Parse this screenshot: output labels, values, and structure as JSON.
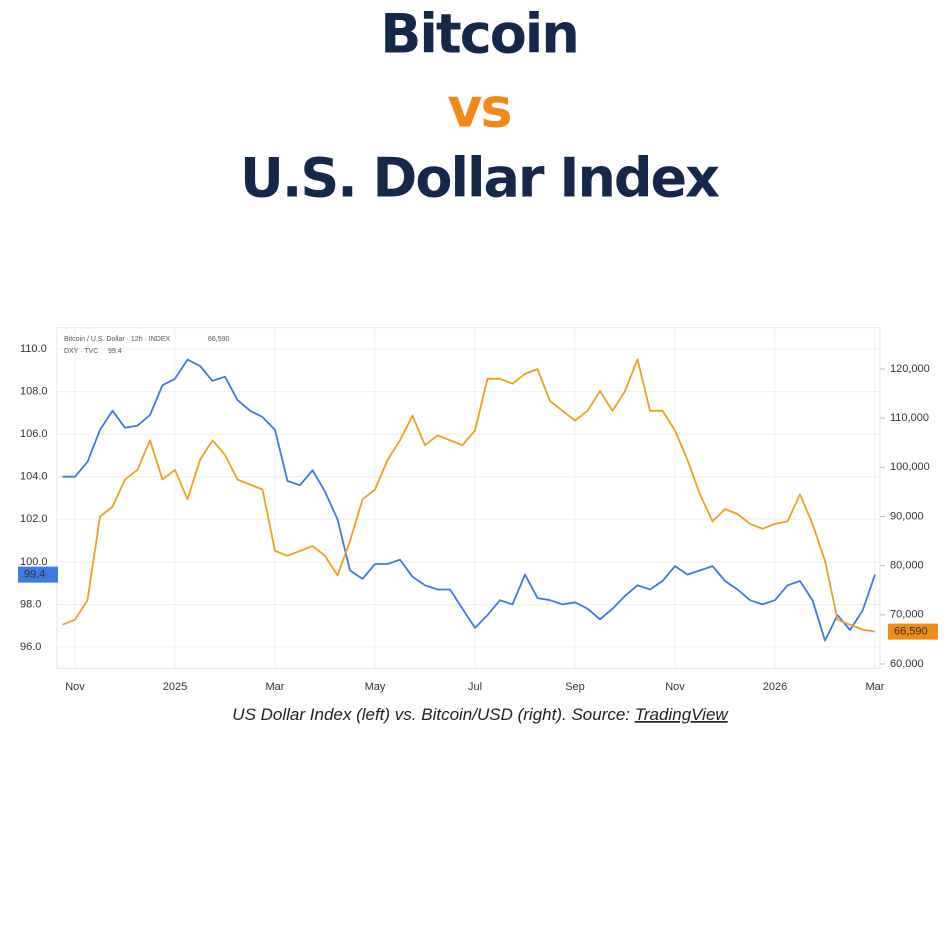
{
  "chart_data": {
    "type": "line",
    "title": [
      "Bitcoin",
      "vs",
      "U.S. Dollar Index"
    ],
    "title_colors": [
      "#16284a",
      "#f28a18",
      "#16284a"
    ],
    "caption": "US Dollar Index (left) vs. Bitcoin/USD (right). Source: ",
    "source": "TradingView",
    "categories": [
      null,
      "Nov",
      null,
      null,
      null,
      null,
      null,
      null,
      null,
      "2025",
      null,
      null,
      null,
      null,
      null,
      null,
      null,
      "Mar",
      null,
      null,
      null,
      null,
      null,
      null,
      null,
      "May",
      null,
      null,
      null,
      null,
      null,
      null,
      null,
      "Jul",
      null,
      null,
      null,
      null,
      null,
      null,
      null,
      "Sep",
      null,
      null,
      null,
      null,
      null,
      null,
      null,
      "Nov",
      null,
      null,
      null,
      null,
      null,
      null,
      null,
      "2026",
      null,
      null,
      null,
      null,
      null,
      null,
      null,
      "Mar"
    ],
    "series": [
      {
        "name": "DXY · TVC",
        "color": "#3d7be0",
        "axis": "y",
        "values": [
          104.0,
          104.0,
          104.7,
          106.2,
          107.1,
          106.3,
          106.4,
          106.9,
          108.3,
          108.6,
          109.5,
          109.2,
          108.5,
          108.7,
          107.6,
          107.1,
          106.8,
          106.2,
          103.8,
          103.6,
          104.3,
          103.3,
          102.0,
          99.6,
          99.2,
          99.9,
          99.9,
          100.1,
          99.3,
          98.9,
          98.7,
          98.7,
          97.8,
          96.9,
          97.5,
          98.2,
          98.0,
          99.4,
          98.3,
          98.2,
          98.0,
          98.1,
          97.8,
          97.3,
          97.8,
          98.4,
          98.9,
          98.7,
          99.1,
          99.8,
          99.4,
          99.6,
          99.8,
          99.1,
          98.7,
          98.2,
          98.0,
          98.2,
          98.9,
          99.1,
          98.2,
          96.3,
          97.5,
          96.8,
          97.7,
          99.4
        ]
      },
      {
        "name": "Bitcoin / U.S. Dollar · 12h · INDEX",
        "color": "#f0a020",
        "axis": "y2",
        "values": [
          68000,
          69000,
          73000,
          90000,
          92000,
          97500,
          99500,
          105500,
          97500,
          99500,
          93500,
          101500,
          105500,
          102500,
          97500,
          96500,
          95500,
          83000,
          82000,
          83000,
          84000,
          82000,
          78000,
          85000,
          93500,
          95500,
          101500,
          105500,
          110500,
          104500,
          106500,
          105500,
          104500,
          107500,
          118000,
          118000,
          117000,
          119000,
          120000,
          113500,
          111500,
          109500,
          111500,
          115500,
          111500,
          115500,
          122000,
          111500,
          111500,
          107500,
          101500,
          94500,
          89000,
          91500,
          90500,
          88500,
          87500,
          88500,
          89000,
          94500,
          88500,
          81000,
          69000,
          68000,
          67000,
          66590
        ],
        "value_labels": [
          null,
          null,
          null,
          null,
          null,
          null,
          null,
          null,
          null,
          null,
          null,
          null,
          null,
          null,
          null,
          null,
          null,
          null,
          null,
          null,
          null,
          null,
          null,
          null,
          null,
          null,
          null,
          null,
          null,
          null,
          null,
          null,
          null,
          null,
          null,
          null,
          null,
          null,
          null,
          null,
          null,
          null,
          null,
          null,
          null,
          null,
          null,
          null,
          null,
          null,
          null,
          null,
          null,
          null,
          null,
          null,
          null,
          null,
          null,
          null,
          null,
          null,
          null,
          null,
          null,
          "66,590"
        ]
      }
    ],
    "ylim": [
      95,
      111
    ],
    "yticks": [
      {
        "value": 96,
        "label": "96.0"
      },
      {
        "value": 98,
        "label": "98.0"
      },
      {
        "value": 100,
        "label": "100.0"
      },
      {
        "value": 102,
        "label": "102.0"
      },
      {
        "value": 104,
        "label": "104.0"
      },
      {
        "value": 106,
        "label": "106.0"
      },
      {
        "value": 108,
        "label": "108.0"
      },
      {
        "value": 110,
        "label": "110.0"
      }
    ],
    "y2lim": [
      59125,
      128400
    ],
    "y2ticks": [
      {
        "value": 60000,
        "label": "60,000"
      },
      {
        "value": 70000,
        "label": "70,000"
      },
      {
        "value": 80000,
        "label": "80,000"
      },
      {
        "value": 90000,
        "label": "90,000"
      },
      {
        "value": 100000,
        "label": "100,000"
      },
      {
        "value": 110000,
        "label": "110,000"
      },
      {
        "value": 120000,
        "label": "120,000"
      }
    ],
    "grid": true
  }
}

====

[Exercise]: Pick out and copy the lines of the material that include the word "name".

[Result of this exercise]:
        "name": "DXY · TVC",
        "name": "Bitcoin / U.S. Dollar · 12h · INDEX",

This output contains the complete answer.